Print all records exactly, leaving nothing out.

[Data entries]
__________
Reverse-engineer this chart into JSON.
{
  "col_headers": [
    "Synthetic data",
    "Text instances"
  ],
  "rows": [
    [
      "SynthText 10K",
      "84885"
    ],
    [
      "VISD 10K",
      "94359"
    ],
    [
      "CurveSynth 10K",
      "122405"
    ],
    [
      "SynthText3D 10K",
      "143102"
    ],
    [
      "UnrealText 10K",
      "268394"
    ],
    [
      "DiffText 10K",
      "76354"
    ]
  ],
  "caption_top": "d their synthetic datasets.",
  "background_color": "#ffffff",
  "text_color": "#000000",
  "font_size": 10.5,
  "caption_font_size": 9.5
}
__________
TASK ANSWER »
Reverse-engineer this chart into JSON.
{
  "col_headers": [
    "Synthetic data",
    "Text instances"
  ],
  "rows": [
    [
      "SynthText 10K",
      "84885"
    ],
    [
      "VISD 10K",
      "94359"
    ],
    [
      "CurveSynth 10K",
      "122405"
    ],
    [
      "SynthText3D 10K",
      "143102"
    ],
    [
      "UnrealText 10K",
      "268394"
    ],
    [
      "DiffText 10K",
      "76354"
    ]
  ],
  "caption_top": "d their synthetic datasets.",
  "background_color": "#ffffff",
  "text_color": "#000000",
  "font_size": 10.5,
  "caption_font_size": 9.5
}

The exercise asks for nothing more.